** SET TASK **
Return each line of the listing below, unchanged, and omit the images.

(Dataset records)
-- Start --

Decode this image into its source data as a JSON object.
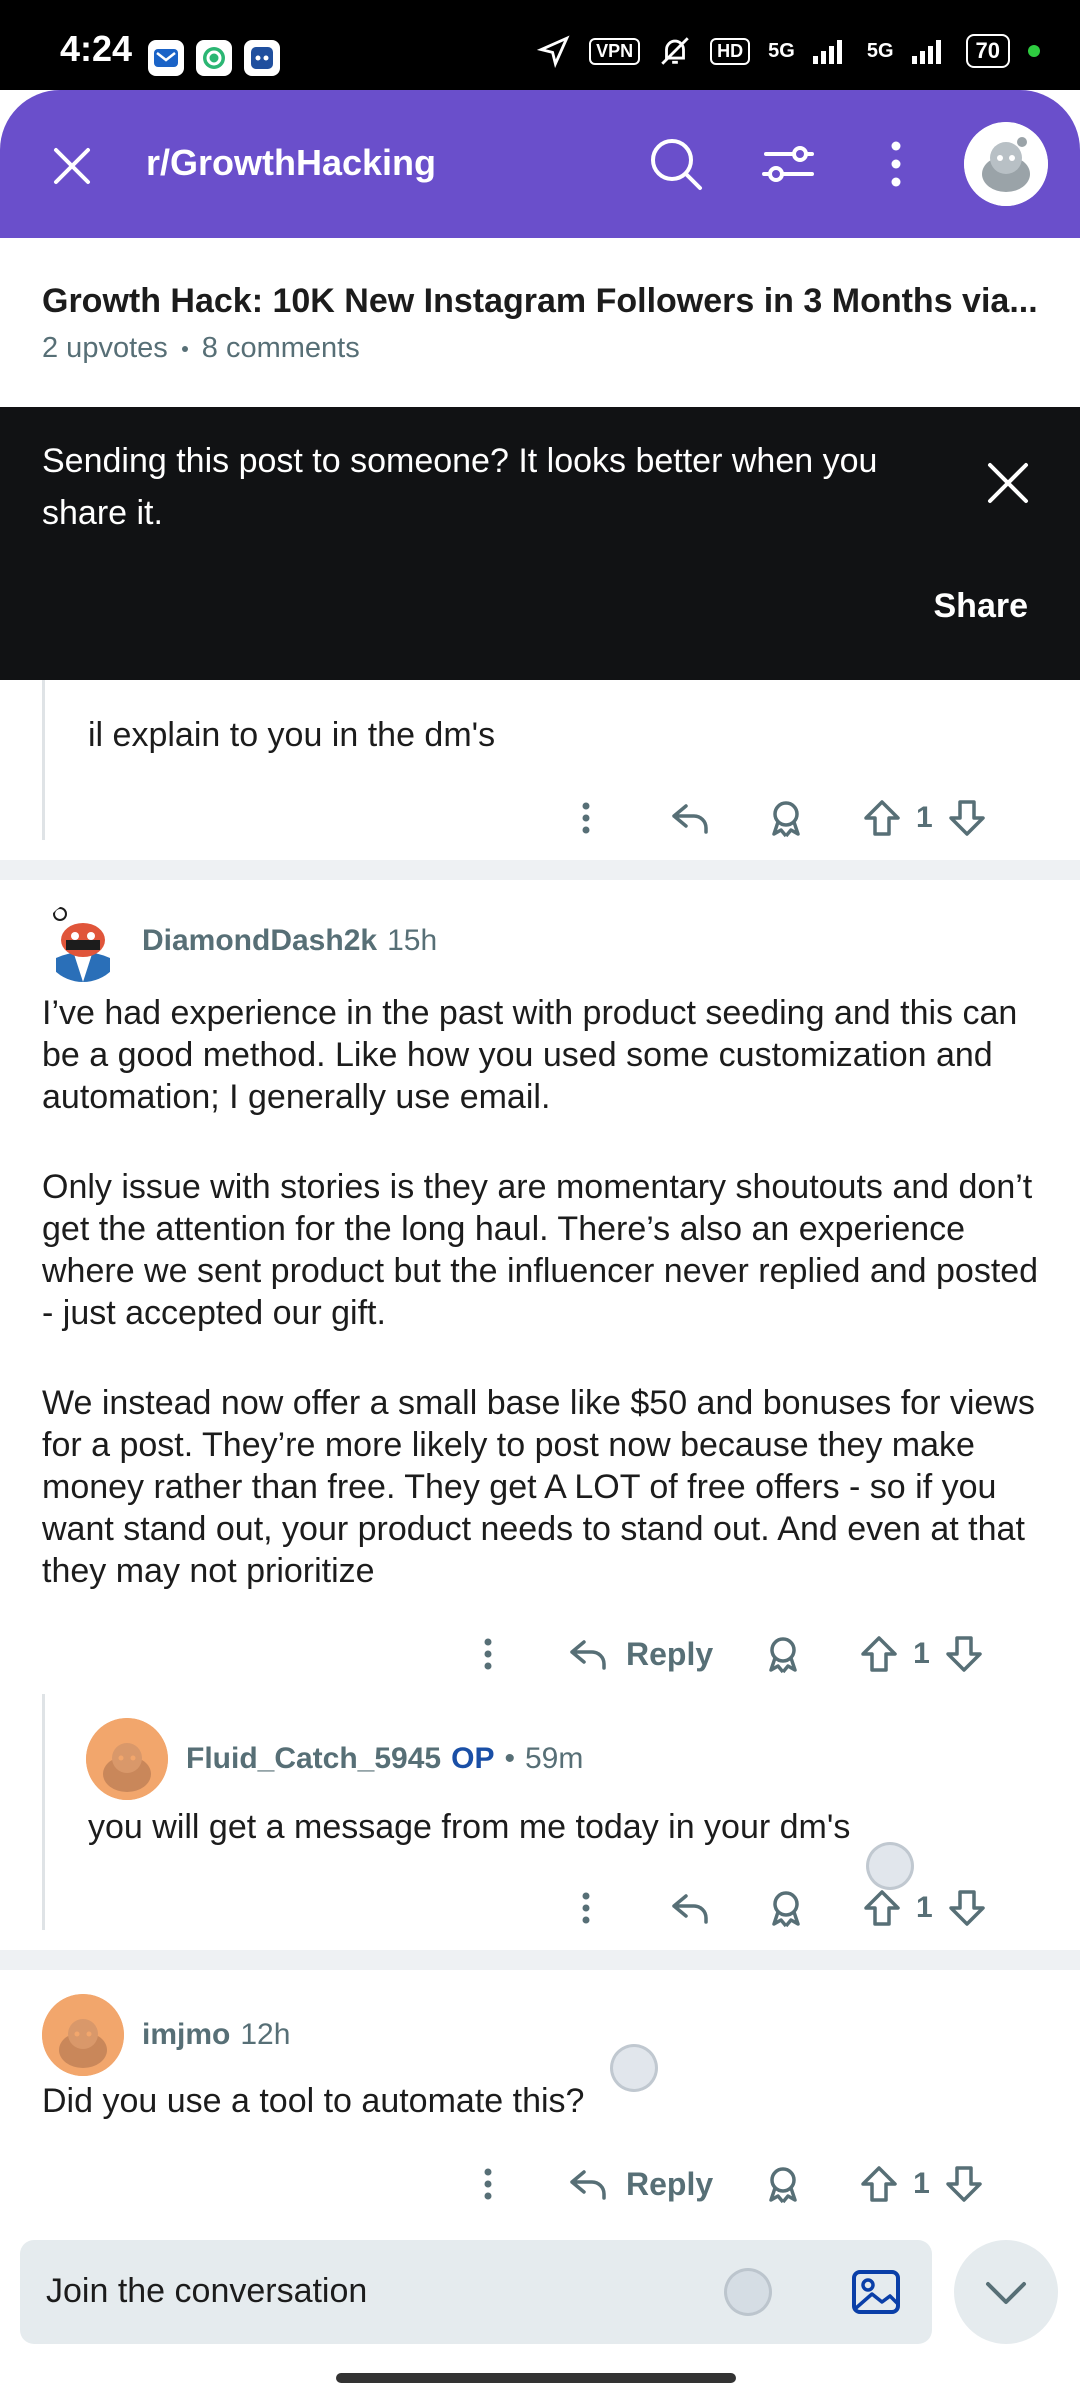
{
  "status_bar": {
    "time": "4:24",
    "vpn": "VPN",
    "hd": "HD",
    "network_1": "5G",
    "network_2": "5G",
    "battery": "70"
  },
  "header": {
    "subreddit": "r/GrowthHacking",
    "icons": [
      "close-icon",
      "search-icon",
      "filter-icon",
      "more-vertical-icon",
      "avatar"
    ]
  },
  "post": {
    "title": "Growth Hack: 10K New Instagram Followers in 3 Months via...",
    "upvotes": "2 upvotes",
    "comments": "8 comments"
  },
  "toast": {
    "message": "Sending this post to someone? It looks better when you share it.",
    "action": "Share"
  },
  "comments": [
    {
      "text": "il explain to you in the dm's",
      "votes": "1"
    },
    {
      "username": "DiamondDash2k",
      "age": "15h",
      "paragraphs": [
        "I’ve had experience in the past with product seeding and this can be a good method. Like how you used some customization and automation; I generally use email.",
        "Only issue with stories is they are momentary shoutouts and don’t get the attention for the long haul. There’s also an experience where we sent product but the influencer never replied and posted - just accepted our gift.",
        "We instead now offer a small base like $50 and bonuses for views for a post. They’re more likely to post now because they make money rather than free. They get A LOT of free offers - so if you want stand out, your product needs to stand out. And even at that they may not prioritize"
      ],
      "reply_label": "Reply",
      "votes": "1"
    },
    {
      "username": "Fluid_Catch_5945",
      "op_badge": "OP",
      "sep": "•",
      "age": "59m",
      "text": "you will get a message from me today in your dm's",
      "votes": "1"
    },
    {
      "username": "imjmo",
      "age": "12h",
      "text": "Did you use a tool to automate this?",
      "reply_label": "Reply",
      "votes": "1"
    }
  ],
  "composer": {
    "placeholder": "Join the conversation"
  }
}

-- End --

** THE SOLUTION **
Decode this image into its source data as a JSON object.
{
  "status_bar": {
    "time": "4:24",
    "vpn": "VPN",
    "hd": "HD",
    "network_1": "5G",
    "network_2": "5G",
    "battery": "70"
  },
  "header": {
    "subreddit": "r/GrowthHacking",
    "icons": [
      "close-icon",
      "search-icon",
      "filter-icon",
      "more-vertical-icon",
      "avatar"
    ]
  },
  "post": {
    "title": "Growth Hack: 10K New Instagram Followers in 3 Months via...",
    "upvotes": "2 upvotes",
    "comments": "8 comments"
  },
  "toast": {
    "message": "Sending this post to someone? It looks better when you share it.",
    "action": "Share"
  },
  "comments": [
    {
      "text": "il explain to you in the dm's",
      "votes": "1"
    },
    {
      "username": "DiamondDash2k",
      "age": "15h",
      "paragraphs": [
        "I’ve had experience in the past with product seeding and this can be a good method. Like how you used some customization and automation; I generally use email.",
        "Only issue with stories is they are momentary shoutouts and don’t get the attention for the long haul. There’s also an experience where we sent product but the influencer never replied and posted - just accepted our gift.",
        "We instead now offer a small base like $50 and bonuses for views for a post. They’re more likely to post now because they make money rather than free. They get A LOT of free offers - so if you want stand out, your product needs to stand out. And even at that they may not prioritize"
      ],
      "reply_label": "Reply",
      "votes": "1"
    },
    {
      "username": "Fluid_Catch_5945",
      "op_badge": "OP",
      "sep": "•",
      "age": "59m",
      "text": "you will get a message from me today in your dm's",
      "votes": "1"
    },
    {
      "username": "imjmo",
      "age": "12h",
      "text": "Did you use a tool to automate this?",
      "reply_label": "Reply",
      "votes": "1"
    }
  ],
  "composer": {
    "placeholder": "Join the conversation"
  }
}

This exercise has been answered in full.